== AIM ==
Copy every line of the following records without changing anything.

== MATERIAL SHOWN ==
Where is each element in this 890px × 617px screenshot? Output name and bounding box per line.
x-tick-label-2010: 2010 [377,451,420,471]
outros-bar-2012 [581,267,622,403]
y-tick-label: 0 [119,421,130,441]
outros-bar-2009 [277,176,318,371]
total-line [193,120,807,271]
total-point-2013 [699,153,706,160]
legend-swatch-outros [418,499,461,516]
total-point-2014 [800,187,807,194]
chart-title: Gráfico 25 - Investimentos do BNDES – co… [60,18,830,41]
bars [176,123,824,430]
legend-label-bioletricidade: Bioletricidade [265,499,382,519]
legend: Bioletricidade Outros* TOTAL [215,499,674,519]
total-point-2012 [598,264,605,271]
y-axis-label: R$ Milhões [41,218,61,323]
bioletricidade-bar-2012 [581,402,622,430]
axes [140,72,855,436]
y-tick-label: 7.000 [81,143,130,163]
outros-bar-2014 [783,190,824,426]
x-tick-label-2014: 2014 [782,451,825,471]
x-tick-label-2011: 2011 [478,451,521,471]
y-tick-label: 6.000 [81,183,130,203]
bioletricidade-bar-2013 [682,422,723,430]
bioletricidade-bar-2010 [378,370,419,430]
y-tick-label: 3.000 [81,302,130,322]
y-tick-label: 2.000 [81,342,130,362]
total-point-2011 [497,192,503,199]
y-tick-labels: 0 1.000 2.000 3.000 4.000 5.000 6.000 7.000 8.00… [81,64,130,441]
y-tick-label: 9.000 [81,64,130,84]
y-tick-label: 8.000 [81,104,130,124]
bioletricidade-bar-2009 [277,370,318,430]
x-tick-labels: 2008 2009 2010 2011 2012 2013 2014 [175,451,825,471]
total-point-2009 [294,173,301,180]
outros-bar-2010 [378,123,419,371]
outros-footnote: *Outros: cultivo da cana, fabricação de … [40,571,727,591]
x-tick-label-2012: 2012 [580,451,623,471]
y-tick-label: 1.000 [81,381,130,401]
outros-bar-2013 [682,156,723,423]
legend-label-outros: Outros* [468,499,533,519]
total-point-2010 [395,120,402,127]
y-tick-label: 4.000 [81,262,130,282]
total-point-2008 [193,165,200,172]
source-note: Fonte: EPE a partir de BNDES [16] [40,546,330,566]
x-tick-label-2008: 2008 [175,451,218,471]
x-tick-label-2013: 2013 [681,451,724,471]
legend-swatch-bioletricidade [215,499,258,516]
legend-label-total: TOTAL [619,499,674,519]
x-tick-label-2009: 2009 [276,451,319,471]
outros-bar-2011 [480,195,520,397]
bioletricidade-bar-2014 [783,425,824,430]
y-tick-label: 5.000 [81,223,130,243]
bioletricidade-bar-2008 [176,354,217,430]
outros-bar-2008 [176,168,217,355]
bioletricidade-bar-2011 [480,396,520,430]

== RESULT ==
Where is each element in this 890px × 617px screenshot? Output name and bounding box per line.
x-tick-label-2010: 2010 [377,451,420,471]
outros-bar-2012 [581,267,622,403]
y-tick-label: 0 [119,421,130,441]
outros-bar-2009 [277,176,318,371]
total-line [193,120,807,271]
total-point-2013 [699,153,706,160]
legend-swatch-outros [418,499,461,516]
total-point-2014 [800,187,807,194]
chart-title: Gráfico 25 - Investimentos do BNDES – co… [60,18,830,41]
bars [176,123,824,430]
legend-label-bioletricidade: Bioletricidade [265,499,382,519]
legend: Bioletricidade Outros* TOTAL [215,499,674,519]
total-point-2012 [598,264,605,271]
y-axis-label: R$ Milhões [41,218,61,323]
bioletricidade-bar-2012 [581,402,622,430]
axes [140,72,855,436]
y-tick-label: 7.000 [81,143,130,163]
outros-bar-2014 [783,190,824,426]
x-tick-label-2014: 2014 [782,451,825,471]
x-tick-label-2011: 2011 [478,451,521,471]
y-tick-label: 6.000 [81,183,130,203]
bioletricidade-bar-2013 [682,422,723,430]
bioletricidade-bar-2010 [378,370,419,430]
y-tick-label: 3.000 [81,302,130,322]
y-tick-label: 2.000 [81,342,130,362]
total-point-2011 [497,192,503,199]
y-tick-labels: 0 1.000 2.000 3.000 4.000 5.000 6.000 7.000 8.00… [81,64,130,441]
y-tick-label: 9.000 [81,64,130,84]
y-tick-label: 8.000 [81,104,130,124]
bioletricidade-bar-2009 [277,370,318,430]
x-tick-labels: 2008 2009 2010 2011 2012 2013 2014 [175,451,825,471]
total-point-2009 [294,173,301,180]
outros-bar-2010 [378,123,419,371]
outros-footnote: *Outros: cultivo da cana, fabricação de … [40,571,727,591]
x-tick-label-2012: 2012 [580,451,623,471]
y-tick-label: 1.000 [81,381,130,401]
outros-bar-2013 [682,156,723,423]
legend-label-outros: Outros* [468,499,533,519]
total-point-2010 [395,120,402,127]
y-tick-label: 4.000 [81,262,130,282]
total-point-2008 [193,165,200,172]
source-note: Fonte: EPE a partir de BNDES [16] [40,546,330,566]
x-tick-label-2008: 2008 [175,451,218,471]
x-tick-label-2013: 2013 [681,451,724,471]
legend-swatch-bioletricidade [215,499,258,516]
legend-label-total: TOTAL [619,499,674,519]
x-tick-label-2009: 2009 [276,451,319,471]
outros-bar-2011 [480,195,520,397]
bioletricidade-bar-2014 [783,425,824,430]
y-tick-label: 5.000 [81,223,130,243]
bioletricidade-bar-2008 [176,354,217,430]
outros-bar-2008 [176,168,217,355]
bioletricidade-bar-2011 [480,396,520,430]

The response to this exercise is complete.